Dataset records
* * * * * * *

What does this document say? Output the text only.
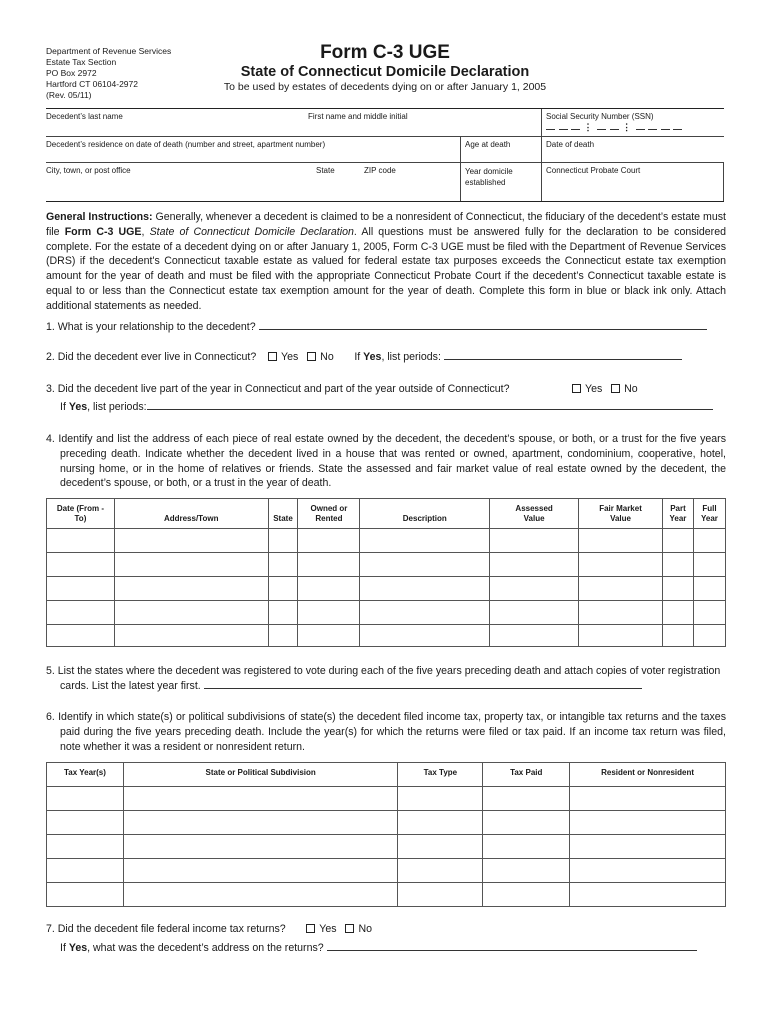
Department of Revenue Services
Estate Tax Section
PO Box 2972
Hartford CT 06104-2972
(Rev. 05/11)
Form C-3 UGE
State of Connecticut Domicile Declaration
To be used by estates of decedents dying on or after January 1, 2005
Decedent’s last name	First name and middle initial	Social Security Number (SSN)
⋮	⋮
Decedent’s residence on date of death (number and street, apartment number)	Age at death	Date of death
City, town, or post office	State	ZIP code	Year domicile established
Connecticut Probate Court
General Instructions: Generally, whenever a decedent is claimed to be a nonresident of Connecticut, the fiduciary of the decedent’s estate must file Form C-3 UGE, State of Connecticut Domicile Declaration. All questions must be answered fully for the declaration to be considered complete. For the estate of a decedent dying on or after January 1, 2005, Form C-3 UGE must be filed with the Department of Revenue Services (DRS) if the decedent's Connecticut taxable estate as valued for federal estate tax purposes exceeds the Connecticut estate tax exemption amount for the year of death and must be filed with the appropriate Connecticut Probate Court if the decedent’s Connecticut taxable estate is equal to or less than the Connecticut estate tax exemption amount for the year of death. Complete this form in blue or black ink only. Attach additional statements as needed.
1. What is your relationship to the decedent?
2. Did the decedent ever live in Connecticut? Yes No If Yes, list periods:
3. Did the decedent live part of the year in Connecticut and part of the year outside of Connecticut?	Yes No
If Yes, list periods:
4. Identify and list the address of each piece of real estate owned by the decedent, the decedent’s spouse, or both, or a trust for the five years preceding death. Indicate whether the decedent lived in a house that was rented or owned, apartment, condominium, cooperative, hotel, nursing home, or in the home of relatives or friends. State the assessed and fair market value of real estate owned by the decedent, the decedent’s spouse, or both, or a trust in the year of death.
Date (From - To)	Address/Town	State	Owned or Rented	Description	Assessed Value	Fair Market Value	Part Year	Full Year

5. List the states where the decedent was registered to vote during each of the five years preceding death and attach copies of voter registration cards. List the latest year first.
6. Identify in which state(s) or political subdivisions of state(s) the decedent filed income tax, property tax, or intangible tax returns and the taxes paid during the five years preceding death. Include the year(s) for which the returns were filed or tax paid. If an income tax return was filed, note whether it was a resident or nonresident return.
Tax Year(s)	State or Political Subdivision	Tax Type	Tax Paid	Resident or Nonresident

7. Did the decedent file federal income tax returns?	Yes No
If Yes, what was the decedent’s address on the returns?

* * * * * * *

Print each line of the material above exactly, with the pictures removed from your copy.

### Exercise solution
What does this document say? Output the text only.
Department of Revenue Services
Estate Tax Section
PO Box 2972
Hartford CT 06104-2972
(Rev. 05/11)
Form C-3 UGE
State of Connecticut Domicile Declaration
To be used by estates of decedents dying on or after January 1, 2005
Decedent’s last name	First name and middle initial	Social Security Number (SSN)
⋮	⋮
Decedent’s residence on date of death (number and street, apartment number)	Age at death	Date of death
City, town, or post office	State	ZIP code	Year domicile established
Connecticut Probate Court
General Instructions: Generally, whenever a decedent is claimed to be a nonresident of Connecticut, the fiduciary of the decedent’s estate must file Form C-3 UGE, State of Connecticut Domicile Declaration. All questions must be answered fully for the declaration to be considered complete. For the estate of a decedent dying on or after January 1, 2005, Form C-3 UGE must be filed with the Department of Revenue Services (DRS) if the decedent's Connecticut taxable estate as valued for federal estate tax purposes exceeds the Connecticut estate tax exemption amount for the year of death and must be filed with the appropriate Connecticut Probate Court if the decedent’s Connecticut taxable estate is equal to or less than the Connecticut estate tax exemption amount for the year of death. Complete this form in blue or black ink only. Attach additional statements as needed.
1. What is your relationship to the decedent?
2. Did the decedent ever live in Connecticut? Yes No If Yes, list periods:
3. Did the decedent live part of the year in Connecticut and part of the year outside of Connecticut?	Yes No
If Yes, list periods:
4. Identify and list the address of each piece of real estate owned by the decedent, the decedent’s spouse, or both, or a trust for the five years preceding death. Indicate whether the decedent lived in a house that was rented or owned, apartment, condominium, cooperative, hotel, nursing home, or in the home of relatives or friends. State the assessed and fair market value of real estate owned by the decedent, the decedent’s spouse, or both, or a trust in the year of death.
Date (From - To)	Address/Town	State	Owned or Rented	Description	Assessed Value	Fair Market Value	Part Year	Full Year

5. List the states where the decedent was registered to vote during each of the five years preceding death and attach copies of voter registration cards. List the latest year first.
6. Identify in which state(s) or political subdivisions of state(s) the decedent filed income tax, property tax, or intangible tax returns and the taxes paid during the five years preceding death. Include the year(s) for which the returns were filed or tax paid. If an income tax return was filed, note whether it was a resident or nonresident return.
Tax Year(s)	State or Political Subdivision	Tax Type	Tax Paid	Resident or Nonresident

7. Did the decedent file federal income tax returns?	Yes No
If Yes, what was the decedent’s address on the returns?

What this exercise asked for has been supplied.